▶ [What needs to be done]: Identify the lines that include the word "restaurant", then copy all of them.

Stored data
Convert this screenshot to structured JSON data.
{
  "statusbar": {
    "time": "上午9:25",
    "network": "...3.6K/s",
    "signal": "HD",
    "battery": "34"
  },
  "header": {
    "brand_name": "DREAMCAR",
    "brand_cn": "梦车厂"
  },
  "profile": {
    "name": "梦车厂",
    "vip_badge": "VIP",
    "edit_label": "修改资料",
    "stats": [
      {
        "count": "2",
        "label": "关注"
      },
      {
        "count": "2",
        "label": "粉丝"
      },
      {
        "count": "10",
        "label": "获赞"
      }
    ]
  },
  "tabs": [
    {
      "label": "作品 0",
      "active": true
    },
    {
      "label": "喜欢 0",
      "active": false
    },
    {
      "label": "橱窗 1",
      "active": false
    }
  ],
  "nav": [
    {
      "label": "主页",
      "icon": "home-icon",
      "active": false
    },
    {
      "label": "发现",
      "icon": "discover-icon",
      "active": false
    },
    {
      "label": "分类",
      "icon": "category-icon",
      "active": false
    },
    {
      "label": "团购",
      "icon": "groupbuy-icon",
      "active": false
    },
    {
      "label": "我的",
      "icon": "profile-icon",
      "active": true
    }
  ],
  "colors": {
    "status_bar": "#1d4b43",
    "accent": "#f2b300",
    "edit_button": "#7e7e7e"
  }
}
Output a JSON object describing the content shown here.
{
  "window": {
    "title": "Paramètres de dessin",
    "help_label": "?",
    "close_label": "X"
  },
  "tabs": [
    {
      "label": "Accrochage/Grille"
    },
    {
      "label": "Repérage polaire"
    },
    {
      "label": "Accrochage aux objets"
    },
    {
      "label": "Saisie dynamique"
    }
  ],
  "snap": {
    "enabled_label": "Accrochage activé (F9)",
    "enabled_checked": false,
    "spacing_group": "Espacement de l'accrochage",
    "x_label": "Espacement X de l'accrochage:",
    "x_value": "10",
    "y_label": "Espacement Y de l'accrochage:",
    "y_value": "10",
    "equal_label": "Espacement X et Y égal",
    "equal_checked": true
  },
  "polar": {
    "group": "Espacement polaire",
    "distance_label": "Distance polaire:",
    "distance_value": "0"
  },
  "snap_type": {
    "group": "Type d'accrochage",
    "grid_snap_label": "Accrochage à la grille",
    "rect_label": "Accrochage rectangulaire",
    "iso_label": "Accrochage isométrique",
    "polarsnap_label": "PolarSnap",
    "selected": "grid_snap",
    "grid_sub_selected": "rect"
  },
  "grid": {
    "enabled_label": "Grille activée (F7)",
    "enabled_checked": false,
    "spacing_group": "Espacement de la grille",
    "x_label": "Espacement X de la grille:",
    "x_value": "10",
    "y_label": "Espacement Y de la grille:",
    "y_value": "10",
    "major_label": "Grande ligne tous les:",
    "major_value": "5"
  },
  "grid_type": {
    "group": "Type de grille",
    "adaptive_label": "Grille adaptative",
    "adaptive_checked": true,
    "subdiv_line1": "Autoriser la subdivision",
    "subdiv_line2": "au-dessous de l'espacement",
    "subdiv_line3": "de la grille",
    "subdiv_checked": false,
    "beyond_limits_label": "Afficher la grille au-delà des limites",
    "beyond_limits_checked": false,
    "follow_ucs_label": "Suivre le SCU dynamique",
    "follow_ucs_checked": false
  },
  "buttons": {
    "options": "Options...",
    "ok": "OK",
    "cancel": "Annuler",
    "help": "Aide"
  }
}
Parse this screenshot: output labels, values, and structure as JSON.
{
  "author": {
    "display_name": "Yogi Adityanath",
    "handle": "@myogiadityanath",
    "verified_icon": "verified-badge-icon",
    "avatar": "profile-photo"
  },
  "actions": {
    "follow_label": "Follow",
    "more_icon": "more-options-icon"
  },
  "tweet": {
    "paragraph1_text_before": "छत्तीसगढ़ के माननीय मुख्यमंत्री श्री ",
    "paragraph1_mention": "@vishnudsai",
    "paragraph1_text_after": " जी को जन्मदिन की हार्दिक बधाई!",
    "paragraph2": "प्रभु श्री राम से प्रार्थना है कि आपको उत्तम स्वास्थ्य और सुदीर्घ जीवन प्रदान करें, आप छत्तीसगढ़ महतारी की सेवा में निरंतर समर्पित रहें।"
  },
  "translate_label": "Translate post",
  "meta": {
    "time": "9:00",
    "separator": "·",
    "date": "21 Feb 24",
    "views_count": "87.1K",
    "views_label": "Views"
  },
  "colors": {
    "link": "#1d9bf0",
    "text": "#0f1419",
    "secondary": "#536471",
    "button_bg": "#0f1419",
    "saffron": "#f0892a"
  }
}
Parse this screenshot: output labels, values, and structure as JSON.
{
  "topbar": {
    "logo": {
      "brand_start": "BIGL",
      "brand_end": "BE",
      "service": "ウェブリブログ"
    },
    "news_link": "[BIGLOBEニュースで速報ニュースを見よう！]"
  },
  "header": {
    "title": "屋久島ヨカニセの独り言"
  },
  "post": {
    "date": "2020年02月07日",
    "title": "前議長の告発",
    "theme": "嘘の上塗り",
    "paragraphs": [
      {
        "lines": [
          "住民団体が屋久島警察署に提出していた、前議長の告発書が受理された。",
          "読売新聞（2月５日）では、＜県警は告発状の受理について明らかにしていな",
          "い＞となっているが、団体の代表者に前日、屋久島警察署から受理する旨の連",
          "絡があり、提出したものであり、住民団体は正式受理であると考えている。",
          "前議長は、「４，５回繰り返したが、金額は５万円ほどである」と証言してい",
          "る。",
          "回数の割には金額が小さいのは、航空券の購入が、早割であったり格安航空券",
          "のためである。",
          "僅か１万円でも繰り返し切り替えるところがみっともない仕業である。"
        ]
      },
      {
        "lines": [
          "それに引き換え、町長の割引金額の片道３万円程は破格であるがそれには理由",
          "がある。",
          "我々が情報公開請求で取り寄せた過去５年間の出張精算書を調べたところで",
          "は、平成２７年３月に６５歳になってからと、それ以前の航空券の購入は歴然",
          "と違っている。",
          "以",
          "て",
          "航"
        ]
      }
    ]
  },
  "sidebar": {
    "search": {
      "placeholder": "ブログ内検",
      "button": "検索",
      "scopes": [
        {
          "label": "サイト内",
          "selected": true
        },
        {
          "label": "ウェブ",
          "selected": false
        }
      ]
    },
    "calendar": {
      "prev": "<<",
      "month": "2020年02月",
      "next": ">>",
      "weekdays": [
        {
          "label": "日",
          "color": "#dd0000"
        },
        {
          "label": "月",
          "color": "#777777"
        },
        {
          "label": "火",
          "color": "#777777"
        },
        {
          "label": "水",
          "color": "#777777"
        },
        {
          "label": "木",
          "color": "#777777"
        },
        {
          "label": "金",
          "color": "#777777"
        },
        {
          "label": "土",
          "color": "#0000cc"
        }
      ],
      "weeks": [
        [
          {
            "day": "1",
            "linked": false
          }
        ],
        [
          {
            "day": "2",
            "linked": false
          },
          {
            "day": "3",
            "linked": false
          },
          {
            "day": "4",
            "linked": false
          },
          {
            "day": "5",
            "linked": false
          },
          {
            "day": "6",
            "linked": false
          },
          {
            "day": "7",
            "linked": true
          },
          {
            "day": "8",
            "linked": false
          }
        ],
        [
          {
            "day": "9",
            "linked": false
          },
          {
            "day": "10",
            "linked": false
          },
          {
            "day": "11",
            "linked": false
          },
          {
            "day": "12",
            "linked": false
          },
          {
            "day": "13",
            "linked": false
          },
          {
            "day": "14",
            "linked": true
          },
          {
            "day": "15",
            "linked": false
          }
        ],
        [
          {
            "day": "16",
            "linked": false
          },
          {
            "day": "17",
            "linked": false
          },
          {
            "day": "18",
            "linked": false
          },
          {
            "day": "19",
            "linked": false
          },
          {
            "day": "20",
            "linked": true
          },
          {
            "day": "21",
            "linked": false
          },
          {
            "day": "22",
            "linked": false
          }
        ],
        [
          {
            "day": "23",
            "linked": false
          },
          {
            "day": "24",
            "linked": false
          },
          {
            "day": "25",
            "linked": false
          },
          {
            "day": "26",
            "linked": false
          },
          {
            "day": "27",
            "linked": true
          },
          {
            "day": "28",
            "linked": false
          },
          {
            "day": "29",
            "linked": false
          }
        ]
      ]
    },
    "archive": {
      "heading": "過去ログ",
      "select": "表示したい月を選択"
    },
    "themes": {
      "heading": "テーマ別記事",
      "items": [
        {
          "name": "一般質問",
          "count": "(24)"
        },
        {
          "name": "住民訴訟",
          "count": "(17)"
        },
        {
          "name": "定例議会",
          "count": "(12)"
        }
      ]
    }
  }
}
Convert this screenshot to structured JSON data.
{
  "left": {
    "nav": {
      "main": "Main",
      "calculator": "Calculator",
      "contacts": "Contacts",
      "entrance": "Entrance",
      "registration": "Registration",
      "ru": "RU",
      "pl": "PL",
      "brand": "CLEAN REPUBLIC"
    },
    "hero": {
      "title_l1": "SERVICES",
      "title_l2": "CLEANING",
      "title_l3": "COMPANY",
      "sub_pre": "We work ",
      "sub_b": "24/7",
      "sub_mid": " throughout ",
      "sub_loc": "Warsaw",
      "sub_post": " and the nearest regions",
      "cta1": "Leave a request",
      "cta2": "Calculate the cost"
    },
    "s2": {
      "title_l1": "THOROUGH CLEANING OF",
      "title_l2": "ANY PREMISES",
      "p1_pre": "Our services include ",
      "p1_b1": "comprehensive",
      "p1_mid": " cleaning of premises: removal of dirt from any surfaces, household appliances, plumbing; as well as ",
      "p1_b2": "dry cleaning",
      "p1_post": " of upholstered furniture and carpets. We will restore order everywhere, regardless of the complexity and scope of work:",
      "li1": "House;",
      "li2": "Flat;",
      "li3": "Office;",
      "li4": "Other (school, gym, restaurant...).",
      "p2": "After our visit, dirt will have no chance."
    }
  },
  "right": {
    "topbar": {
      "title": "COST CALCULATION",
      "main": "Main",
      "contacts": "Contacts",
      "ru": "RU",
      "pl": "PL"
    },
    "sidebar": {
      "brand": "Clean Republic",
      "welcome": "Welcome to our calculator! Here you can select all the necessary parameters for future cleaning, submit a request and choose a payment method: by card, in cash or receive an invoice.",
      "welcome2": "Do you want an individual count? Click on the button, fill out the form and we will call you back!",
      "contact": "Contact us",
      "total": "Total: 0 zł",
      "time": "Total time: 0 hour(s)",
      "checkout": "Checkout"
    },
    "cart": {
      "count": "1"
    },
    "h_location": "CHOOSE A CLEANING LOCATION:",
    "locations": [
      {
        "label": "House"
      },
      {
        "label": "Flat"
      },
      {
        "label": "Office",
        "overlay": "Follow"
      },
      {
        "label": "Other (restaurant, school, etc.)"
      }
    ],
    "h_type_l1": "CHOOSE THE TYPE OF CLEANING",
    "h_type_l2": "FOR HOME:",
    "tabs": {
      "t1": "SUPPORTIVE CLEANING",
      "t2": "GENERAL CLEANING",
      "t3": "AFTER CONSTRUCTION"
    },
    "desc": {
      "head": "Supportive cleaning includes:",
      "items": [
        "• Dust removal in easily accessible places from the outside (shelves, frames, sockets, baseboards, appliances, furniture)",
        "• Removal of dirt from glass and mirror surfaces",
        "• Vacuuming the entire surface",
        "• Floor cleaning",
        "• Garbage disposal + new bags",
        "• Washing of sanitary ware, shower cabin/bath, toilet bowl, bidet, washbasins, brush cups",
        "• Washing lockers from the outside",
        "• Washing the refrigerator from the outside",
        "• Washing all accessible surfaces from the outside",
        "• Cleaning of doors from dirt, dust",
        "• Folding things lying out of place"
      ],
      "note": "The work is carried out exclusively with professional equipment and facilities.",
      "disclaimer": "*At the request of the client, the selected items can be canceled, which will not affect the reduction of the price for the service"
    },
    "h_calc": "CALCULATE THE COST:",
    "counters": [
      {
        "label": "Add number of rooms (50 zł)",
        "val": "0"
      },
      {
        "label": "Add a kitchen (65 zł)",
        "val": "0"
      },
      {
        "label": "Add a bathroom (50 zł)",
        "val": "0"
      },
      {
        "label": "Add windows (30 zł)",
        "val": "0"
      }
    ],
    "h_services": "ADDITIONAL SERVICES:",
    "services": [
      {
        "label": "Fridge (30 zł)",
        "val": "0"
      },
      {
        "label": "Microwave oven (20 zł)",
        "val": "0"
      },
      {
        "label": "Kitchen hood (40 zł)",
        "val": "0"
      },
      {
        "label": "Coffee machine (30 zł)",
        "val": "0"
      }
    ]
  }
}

▶ [Solution to the exercise]:
      "li4": "Other (school, gym, restaurant...).",
        "label": "Other (restaurant, school, etc.)"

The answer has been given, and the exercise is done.